[Rows taken from a layout dataset]:

▬▬▬▬▬▬

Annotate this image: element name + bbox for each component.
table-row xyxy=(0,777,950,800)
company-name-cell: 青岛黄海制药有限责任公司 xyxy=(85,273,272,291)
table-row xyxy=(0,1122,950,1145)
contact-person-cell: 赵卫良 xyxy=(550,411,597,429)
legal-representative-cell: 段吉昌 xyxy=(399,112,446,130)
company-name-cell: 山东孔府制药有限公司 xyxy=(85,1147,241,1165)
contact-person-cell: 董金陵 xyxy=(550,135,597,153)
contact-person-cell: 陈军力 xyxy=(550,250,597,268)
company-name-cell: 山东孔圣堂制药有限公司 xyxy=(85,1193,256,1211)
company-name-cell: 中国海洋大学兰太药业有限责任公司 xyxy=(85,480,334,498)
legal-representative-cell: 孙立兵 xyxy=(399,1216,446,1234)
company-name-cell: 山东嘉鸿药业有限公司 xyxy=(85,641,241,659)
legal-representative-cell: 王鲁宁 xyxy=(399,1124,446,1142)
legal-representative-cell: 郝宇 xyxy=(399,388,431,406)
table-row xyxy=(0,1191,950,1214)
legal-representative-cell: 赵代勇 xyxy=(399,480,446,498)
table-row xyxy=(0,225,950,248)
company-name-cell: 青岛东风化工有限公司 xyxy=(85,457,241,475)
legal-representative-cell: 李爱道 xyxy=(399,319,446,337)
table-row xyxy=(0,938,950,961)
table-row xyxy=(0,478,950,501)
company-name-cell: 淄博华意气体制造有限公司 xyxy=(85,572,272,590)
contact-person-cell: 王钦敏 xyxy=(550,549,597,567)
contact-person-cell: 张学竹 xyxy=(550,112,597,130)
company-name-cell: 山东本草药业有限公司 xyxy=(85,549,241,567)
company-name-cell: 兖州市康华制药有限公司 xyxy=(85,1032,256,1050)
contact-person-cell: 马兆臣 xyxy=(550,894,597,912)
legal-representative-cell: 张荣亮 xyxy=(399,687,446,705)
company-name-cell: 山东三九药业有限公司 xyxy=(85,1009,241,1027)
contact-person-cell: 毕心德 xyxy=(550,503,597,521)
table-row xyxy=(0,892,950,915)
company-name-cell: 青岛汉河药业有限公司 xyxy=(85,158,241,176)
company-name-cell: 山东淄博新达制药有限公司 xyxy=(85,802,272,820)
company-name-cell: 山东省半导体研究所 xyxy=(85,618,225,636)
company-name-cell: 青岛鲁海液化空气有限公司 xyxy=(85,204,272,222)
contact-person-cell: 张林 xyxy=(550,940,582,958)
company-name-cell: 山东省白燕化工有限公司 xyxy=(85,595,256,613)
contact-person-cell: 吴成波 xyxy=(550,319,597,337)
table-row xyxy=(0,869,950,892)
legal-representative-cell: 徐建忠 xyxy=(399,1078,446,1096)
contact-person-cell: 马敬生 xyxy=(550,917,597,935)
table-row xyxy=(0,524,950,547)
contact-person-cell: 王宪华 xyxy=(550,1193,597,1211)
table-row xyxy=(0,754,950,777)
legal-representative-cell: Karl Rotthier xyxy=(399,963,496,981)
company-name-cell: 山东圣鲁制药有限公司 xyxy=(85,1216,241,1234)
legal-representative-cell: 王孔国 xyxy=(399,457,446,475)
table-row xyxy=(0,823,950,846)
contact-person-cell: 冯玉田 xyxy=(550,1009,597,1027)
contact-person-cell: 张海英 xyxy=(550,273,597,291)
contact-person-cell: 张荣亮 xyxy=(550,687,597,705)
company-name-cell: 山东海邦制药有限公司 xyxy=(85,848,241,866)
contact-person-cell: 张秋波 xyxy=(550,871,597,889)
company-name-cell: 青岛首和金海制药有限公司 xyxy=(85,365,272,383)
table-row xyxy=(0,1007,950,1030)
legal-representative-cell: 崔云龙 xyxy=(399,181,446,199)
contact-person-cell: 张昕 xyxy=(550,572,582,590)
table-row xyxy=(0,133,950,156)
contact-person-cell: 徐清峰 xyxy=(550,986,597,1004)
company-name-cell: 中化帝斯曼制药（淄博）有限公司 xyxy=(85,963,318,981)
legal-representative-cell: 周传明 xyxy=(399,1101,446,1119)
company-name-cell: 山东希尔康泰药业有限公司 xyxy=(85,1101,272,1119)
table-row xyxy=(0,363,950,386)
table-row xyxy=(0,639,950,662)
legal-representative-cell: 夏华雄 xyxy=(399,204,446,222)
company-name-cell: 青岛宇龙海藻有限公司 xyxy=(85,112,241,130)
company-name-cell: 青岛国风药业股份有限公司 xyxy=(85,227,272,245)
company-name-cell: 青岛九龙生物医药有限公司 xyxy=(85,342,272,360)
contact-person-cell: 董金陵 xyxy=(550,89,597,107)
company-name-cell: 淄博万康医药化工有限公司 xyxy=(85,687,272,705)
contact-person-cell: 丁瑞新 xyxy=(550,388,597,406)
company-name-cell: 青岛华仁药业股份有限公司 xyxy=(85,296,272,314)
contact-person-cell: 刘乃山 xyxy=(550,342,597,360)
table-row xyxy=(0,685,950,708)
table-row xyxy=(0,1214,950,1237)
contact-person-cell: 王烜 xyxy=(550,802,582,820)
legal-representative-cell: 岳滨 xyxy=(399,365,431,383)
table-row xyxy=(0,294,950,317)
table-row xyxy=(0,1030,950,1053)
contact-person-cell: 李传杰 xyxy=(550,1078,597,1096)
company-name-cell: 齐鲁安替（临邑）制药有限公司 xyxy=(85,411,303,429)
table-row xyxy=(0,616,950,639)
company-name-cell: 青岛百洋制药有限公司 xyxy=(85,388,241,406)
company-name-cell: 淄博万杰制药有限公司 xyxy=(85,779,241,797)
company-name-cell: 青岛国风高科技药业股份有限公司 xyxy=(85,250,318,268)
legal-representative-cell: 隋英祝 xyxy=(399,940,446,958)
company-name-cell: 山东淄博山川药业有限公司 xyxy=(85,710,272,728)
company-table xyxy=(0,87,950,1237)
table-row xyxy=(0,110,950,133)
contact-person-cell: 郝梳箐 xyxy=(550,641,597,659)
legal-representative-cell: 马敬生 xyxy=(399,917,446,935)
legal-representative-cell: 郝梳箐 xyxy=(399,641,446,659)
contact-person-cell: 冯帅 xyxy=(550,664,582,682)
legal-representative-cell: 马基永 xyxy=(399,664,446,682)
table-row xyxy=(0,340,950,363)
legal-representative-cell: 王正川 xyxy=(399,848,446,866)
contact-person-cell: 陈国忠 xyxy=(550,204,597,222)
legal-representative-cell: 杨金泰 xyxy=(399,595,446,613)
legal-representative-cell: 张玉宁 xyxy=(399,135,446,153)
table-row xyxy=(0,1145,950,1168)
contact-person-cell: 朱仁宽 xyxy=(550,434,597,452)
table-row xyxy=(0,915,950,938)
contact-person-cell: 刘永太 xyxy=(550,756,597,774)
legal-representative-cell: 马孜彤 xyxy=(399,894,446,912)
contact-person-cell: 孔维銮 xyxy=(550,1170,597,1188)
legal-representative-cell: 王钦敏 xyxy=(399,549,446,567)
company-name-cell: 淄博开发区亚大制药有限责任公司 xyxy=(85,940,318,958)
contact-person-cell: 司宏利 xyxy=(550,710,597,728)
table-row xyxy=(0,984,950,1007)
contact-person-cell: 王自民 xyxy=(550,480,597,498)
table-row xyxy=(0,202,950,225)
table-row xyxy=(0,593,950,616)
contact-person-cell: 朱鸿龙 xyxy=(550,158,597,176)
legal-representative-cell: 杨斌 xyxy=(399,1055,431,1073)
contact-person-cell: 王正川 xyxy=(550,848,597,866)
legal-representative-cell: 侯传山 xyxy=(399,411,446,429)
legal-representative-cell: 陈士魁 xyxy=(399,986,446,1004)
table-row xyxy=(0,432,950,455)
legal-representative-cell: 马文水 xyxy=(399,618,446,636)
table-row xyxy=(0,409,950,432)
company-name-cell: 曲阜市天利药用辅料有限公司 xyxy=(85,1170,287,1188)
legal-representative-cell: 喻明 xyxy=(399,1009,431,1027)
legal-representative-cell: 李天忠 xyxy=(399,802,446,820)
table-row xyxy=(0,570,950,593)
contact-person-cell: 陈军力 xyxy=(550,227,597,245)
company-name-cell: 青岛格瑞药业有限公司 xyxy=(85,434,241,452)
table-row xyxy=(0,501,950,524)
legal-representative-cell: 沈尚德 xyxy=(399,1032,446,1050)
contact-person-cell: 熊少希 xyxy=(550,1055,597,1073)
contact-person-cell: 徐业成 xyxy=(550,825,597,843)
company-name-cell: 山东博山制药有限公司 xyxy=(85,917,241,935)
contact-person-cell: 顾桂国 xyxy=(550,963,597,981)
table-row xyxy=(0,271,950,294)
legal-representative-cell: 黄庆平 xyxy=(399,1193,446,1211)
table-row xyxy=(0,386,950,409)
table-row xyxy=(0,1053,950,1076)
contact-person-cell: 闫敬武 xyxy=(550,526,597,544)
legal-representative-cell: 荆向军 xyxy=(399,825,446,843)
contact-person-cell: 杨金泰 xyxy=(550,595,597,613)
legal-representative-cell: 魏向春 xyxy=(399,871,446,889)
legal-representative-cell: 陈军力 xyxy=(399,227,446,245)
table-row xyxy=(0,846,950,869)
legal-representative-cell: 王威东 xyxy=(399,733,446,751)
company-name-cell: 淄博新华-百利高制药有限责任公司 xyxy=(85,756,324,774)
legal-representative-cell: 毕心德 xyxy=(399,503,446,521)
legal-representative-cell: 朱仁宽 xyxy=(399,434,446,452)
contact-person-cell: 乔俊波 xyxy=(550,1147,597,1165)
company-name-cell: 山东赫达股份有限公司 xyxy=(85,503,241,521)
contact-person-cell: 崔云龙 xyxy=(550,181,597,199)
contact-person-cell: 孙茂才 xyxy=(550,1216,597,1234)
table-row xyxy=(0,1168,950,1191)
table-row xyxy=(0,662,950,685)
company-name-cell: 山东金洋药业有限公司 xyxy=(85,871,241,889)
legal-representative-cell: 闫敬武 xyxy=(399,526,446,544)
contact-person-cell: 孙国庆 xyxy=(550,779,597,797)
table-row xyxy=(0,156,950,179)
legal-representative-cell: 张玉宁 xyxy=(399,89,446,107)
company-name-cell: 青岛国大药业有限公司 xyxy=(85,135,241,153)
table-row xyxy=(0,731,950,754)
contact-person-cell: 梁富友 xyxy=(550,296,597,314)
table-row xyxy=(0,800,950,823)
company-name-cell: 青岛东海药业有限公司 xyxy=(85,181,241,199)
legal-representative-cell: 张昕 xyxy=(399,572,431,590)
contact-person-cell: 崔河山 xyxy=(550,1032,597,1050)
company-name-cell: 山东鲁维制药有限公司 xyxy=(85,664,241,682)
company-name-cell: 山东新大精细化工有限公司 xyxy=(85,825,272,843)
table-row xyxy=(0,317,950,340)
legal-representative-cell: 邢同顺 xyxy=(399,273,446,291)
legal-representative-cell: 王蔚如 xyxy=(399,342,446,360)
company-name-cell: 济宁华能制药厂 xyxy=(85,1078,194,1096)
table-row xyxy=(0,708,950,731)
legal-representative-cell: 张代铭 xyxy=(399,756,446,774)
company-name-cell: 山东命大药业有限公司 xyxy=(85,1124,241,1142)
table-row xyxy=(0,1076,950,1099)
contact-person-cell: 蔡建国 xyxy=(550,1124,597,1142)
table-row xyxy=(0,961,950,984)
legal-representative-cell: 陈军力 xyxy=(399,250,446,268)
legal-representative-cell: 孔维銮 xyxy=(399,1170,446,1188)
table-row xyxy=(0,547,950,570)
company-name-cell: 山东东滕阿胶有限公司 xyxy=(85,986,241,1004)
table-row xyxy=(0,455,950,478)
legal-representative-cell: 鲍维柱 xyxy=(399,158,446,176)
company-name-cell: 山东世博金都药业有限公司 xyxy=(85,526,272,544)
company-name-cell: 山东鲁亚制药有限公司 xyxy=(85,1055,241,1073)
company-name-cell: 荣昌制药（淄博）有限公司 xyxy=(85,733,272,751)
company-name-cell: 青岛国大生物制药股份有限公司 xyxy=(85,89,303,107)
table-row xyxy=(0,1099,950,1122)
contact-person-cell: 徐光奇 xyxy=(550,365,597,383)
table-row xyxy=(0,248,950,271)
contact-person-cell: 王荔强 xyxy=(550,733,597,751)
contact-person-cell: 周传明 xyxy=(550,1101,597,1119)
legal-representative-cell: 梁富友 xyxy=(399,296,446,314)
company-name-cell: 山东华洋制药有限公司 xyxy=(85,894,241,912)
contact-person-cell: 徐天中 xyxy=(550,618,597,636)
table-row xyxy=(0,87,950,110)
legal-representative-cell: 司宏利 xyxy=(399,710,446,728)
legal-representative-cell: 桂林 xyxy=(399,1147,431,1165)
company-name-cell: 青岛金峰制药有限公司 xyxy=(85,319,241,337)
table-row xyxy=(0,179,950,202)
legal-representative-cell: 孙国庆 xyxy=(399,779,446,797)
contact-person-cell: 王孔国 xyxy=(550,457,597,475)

▬▬▬▬▬▬

Copy the lines above word for word, everything from the very first line down to the line that contains "company-name-cell: 山东孔府制药有限公司 xyxy=(85,1147,241,1165)", with both of those lines included.

[Solution for this exercise]:
Annotate this image: element name + bbox for each component.
table-row xyxy=(0,777,950,800)
company-name-cell: 青岛黄海制药有限责任公司 xyxy=(85,273,272,291)
table-row xyxy=(0,1122,950,1145)
contact-person-cell: 赵卫良 xyxy=(550,411,597,429)
legal-representative-cell: 段吉昌 xyxy=(399,112,446,130)
company-name-cell: 山东孔府制药有限公司 xyxy=(85,1147,241,1165)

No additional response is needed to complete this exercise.